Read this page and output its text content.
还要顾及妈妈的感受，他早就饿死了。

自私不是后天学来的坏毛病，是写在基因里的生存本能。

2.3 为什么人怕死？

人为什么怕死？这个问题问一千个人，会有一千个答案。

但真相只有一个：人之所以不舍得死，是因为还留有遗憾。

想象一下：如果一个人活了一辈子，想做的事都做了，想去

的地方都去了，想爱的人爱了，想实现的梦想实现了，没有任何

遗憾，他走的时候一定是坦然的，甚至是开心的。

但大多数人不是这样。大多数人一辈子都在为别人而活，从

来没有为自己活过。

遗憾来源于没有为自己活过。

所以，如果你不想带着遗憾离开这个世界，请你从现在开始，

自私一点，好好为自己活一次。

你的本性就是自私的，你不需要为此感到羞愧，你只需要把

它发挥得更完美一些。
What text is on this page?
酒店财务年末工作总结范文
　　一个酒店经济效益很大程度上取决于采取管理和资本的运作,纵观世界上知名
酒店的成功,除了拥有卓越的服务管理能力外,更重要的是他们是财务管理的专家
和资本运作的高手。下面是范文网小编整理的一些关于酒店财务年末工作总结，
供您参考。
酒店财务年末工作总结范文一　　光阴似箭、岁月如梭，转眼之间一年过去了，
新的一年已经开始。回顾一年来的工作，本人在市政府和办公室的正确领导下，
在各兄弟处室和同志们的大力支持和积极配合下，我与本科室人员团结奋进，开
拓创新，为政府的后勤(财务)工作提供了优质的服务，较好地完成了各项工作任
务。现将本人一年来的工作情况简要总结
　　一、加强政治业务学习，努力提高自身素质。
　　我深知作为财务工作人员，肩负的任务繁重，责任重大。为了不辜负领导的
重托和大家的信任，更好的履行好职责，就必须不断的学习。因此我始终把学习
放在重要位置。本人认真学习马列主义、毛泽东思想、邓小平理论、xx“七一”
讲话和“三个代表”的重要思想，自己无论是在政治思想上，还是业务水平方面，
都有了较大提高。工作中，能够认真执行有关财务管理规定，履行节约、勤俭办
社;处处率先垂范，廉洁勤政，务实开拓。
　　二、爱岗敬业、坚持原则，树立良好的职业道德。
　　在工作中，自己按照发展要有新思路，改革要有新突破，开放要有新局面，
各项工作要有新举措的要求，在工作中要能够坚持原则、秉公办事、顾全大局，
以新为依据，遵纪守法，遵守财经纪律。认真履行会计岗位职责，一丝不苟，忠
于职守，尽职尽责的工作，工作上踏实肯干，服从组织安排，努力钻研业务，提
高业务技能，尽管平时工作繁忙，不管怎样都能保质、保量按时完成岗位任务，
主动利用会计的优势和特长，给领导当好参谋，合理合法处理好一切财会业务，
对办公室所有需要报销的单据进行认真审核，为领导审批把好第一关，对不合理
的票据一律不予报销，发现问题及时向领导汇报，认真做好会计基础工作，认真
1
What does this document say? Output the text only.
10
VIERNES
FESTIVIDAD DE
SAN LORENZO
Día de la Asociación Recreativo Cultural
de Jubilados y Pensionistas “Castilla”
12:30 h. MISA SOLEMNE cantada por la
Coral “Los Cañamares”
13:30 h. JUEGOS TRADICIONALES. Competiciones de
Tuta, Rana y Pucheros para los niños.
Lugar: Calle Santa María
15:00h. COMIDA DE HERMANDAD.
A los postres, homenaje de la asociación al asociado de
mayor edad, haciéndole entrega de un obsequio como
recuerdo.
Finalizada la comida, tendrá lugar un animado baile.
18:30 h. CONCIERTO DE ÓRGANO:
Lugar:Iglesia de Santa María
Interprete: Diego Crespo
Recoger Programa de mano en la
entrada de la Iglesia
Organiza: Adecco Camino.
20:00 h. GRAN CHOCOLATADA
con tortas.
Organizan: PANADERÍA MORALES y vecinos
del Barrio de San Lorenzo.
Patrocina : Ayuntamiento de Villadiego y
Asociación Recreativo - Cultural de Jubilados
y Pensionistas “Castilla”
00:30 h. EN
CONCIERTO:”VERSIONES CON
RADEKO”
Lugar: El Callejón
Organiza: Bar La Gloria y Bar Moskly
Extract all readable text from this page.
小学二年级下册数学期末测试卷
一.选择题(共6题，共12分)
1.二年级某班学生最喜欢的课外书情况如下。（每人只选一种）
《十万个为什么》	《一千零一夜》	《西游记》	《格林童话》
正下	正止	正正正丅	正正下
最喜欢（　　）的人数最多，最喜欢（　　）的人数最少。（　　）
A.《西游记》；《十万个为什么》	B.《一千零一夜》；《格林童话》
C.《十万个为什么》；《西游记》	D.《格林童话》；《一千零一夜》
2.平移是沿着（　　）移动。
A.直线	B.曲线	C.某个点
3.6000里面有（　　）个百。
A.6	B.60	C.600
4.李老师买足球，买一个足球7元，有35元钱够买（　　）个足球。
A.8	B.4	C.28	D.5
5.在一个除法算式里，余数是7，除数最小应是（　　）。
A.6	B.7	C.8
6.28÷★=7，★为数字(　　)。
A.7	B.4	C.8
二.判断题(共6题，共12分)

-- STATED GOAL --
Only the lines from the one containing "Extract all readable text from this page." to the end of the listing belong in the output, each reproduced exactly.

-- EXERCISE OUTPUT --
Extract all readable text from this page.
小学二年级下册数学期末测试卷
一.选择题(共6题，共12分)
1.二年级某班学生最喜欢的课外书情况如下。（每人只选一种）
《十万个为什么》	《一千零一夜》	《西游记》	《格林童话》
正下	正止	正正正丅	正正下
最喜欢（　　）的人数最多，最喜欢（　　）的人数最少。（　　）
A.《西游记》；《十万个为什么》	B.《一千零一夜》；《格林童话》
C.《十万个为什么》；《西游记》	D.《格林童话》；《一千零一夜》
2.平移是沿着（　　）移动。
A.直线	B.曲线	C.某个点
3.6000里面有（　　）个百。
A.6	B.60	C.600
4.李老师买足球，买一个足球7元，有35元钱够买（　　）个足球。
A.8	B.4	C.28	D.5
5.在一个除法算式里，余数是7，除数最小应是（　　）。
A.6	B.7	C.8
6.28÷★=7，★为数字(　　)。
A.7	B.4	C.8
二.判断题(共6题，共12分)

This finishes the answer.